** start of EXTRACTED DATA **
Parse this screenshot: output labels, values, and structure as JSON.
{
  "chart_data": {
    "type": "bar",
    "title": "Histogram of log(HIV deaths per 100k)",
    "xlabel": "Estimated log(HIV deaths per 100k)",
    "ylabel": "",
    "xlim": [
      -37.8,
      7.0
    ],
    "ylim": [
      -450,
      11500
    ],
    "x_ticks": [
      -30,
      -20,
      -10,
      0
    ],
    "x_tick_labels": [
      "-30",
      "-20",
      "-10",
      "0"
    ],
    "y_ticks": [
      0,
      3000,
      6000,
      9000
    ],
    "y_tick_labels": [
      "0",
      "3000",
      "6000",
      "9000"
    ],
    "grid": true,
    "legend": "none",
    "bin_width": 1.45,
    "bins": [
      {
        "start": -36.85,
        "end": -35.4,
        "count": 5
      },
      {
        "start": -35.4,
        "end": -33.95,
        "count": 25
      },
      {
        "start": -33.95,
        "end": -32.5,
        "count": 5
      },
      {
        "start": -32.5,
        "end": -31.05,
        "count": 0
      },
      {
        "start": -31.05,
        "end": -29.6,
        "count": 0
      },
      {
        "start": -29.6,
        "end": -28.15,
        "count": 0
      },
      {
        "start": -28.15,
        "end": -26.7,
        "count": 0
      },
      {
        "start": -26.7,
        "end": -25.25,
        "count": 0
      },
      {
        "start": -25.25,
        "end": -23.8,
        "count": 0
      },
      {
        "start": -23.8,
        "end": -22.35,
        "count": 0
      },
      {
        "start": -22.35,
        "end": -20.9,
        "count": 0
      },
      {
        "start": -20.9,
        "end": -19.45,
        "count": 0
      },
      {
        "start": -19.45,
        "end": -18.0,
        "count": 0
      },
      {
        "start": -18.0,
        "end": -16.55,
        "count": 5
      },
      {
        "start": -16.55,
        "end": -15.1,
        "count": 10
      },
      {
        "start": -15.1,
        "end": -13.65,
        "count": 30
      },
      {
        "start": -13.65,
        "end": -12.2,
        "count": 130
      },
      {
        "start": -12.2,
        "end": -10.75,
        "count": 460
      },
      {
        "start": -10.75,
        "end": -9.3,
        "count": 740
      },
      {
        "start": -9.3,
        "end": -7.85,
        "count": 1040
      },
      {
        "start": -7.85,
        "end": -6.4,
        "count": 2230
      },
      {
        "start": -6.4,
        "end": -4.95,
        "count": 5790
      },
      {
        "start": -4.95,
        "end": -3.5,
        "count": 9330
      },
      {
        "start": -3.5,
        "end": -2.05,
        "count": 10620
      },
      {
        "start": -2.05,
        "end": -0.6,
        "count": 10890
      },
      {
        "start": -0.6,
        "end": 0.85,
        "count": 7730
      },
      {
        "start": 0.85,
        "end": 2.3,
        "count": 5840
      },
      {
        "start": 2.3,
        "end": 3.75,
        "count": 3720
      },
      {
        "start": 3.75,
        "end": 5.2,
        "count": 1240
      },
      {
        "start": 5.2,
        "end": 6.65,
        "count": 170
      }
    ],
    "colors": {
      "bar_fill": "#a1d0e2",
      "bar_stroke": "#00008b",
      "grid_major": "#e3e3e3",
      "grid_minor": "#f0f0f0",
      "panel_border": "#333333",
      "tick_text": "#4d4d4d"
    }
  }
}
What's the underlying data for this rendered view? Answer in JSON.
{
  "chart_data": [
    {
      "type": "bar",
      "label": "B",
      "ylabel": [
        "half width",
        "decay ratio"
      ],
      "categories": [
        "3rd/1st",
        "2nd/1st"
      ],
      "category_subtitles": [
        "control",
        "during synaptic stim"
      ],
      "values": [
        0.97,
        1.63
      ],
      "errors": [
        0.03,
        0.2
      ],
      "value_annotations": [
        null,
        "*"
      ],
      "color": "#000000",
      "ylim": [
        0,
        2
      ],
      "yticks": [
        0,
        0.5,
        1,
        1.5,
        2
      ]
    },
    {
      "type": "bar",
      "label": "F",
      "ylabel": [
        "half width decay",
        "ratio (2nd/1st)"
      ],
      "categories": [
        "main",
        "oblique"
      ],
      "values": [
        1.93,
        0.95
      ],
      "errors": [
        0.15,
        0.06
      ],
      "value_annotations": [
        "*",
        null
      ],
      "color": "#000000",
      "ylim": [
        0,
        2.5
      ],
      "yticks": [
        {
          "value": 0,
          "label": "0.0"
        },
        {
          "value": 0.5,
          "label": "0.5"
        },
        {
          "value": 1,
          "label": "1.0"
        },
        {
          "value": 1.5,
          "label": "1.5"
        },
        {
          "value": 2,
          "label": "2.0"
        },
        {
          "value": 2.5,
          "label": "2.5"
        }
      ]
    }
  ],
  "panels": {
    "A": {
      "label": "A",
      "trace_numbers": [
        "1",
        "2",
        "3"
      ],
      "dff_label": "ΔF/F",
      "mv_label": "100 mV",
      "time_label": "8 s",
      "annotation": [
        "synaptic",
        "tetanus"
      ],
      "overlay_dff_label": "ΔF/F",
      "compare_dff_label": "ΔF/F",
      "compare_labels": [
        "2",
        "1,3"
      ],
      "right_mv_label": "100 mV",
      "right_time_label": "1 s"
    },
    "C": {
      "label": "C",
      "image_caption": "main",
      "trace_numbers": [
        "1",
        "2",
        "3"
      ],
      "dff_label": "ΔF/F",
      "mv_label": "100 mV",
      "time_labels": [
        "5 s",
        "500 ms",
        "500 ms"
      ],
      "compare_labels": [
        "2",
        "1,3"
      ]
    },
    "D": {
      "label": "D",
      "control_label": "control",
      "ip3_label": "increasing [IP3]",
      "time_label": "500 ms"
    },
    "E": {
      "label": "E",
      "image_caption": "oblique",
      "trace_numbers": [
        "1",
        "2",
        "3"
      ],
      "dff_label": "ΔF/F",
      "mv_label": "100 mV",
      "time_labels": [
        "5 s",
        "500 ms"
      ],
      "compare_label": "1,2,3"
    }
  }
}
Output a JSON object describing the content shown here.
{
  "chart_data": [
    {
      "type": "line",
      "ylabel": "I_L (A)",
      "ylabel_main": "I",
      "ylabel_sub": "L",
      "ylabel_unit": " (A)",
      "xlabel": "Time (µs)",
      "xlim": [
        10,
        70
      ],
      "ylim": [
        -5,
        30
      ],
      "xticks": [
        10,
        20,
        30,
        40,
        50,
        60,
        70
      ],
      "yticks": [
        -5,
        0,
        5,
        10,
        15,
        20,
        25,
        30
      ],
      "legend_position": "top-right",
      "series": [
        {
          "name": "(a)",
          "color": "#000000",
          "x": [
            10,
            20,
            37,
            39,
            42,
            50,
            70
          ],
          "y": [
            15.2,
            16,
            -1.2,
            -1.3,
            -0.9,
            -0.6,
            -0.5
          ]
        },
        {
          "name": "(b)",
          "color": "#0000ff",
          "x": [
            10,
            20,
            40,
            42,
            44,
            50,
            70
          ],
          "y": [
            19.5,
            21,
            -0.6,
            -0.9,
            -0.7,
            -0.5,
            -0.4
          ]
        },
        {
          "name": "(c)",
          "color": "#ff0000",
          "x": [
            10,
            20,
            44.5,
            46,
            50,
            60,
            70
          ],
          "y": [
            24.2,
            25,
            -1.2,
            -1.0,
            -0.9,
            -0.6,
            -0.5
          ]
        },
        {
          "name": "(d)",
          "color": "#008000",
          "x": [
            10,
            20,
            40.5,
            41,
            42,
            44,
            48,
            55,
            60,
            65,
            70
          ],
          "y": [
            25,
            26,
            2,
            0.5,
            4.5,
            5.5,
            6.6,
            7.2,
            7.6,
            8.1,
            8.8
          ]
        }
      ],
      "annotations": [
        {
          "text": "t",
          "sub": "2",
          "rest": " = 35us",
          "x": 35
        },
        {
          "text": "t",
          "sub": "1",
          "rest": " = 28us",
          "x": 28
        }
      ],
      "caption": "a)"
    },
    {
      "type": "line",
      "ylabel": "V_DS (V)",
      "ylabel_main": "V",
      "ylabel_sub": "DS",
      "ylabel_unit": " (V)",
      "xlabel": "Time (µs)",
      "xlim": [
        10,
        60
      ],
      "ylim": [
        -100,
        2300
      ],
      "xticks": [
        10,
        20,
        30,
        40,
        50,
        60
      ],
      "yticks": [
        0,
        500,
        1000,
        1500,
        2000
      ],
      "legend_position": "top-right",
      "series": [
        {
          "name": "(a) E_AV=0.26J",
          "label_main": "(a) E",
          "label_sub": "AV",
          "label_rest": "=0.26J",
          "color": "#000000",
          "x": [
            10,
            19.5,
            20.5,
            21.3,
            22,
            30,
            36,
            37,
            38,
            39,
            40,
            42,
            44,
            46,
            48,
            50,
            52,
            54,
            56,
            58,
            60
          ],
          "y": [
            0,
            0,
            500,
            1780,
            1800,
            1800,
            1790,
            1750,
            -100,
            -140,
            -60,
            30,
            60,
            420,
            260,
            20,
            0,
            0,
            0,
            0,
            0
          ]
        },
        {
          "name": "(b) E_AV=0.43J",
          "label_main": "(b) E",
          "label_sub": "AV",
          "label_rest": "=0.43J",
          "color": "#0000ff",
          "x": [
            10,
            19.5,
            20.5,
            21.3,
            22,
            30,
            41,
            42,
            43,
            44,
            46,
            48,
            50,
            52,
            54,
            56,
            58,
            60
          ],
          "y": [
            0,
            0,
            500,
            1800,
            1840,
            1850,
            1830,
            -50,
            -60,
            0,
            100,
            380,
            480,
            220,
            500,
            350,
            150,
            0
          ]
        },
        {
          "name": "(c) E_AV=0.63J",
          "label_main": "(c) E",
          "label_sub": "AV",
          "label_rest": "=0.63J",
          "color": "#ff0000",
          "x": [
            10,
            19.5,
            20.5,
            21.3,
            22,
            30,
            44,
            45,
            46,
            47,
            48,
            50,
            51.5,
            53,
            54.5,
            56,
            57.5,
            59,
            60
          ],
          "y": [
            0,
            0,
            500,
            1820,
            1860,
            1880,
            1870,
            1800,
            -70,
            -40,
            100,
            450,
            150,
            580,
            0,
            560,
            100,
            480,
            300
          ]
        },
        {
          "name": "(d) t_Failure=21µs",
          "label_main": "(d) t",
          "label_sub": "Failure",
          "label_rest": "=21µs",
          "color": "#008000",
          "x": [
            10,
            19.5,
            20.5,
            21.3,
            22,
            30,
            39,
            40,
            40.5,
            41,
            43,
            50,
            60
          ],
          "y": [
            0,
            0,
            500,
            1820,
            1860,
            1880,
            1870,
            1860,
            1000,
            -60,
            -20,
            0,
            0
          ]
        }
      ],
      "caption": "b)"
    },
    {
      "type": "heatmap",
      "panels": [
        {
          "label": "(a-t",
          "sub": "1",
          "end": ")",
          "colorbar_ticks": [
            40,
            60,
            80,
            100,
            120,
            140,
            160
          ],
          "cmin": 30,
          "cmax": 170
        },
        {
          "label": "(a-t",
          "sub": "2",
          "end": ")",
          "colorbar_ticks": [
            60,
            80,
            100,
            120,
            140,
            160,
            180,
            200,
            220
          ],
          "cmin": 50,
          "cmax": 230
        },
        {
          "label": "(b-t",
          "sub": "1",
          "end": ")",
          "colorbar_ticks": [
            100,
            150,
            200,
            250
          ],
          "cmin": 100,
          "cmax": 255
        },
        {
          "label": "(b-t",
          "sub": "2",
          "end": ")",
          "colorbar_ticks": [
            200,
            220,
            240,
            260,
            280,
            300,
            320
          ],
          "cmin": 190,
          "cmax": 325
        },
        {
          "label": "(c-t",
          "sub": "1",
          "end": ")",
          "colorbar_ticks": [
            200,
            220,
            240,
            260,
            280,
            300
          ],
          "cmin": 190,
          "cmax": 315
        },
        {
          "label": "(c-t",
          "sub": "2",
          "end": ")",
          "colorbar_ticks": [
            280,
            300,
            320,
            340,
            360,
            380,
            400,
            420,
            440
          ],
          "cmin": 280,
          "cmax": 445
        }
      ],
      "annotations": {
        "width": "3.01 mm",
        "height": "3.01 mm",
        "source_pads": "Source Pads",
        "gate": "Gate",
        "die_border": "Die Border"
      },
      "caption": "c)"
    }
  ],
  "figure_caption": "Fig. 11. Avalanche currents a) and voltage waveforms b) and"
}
** end of EXTRACTED DATA **
_EXERCISE_: For each line of the listing that holds the word "this", show that line.

_FINAL ANSWER_:
Parse this screenshot: output labels, values, and structure as JSON.
What's the underlying data for this rendered view? Answer in JSON.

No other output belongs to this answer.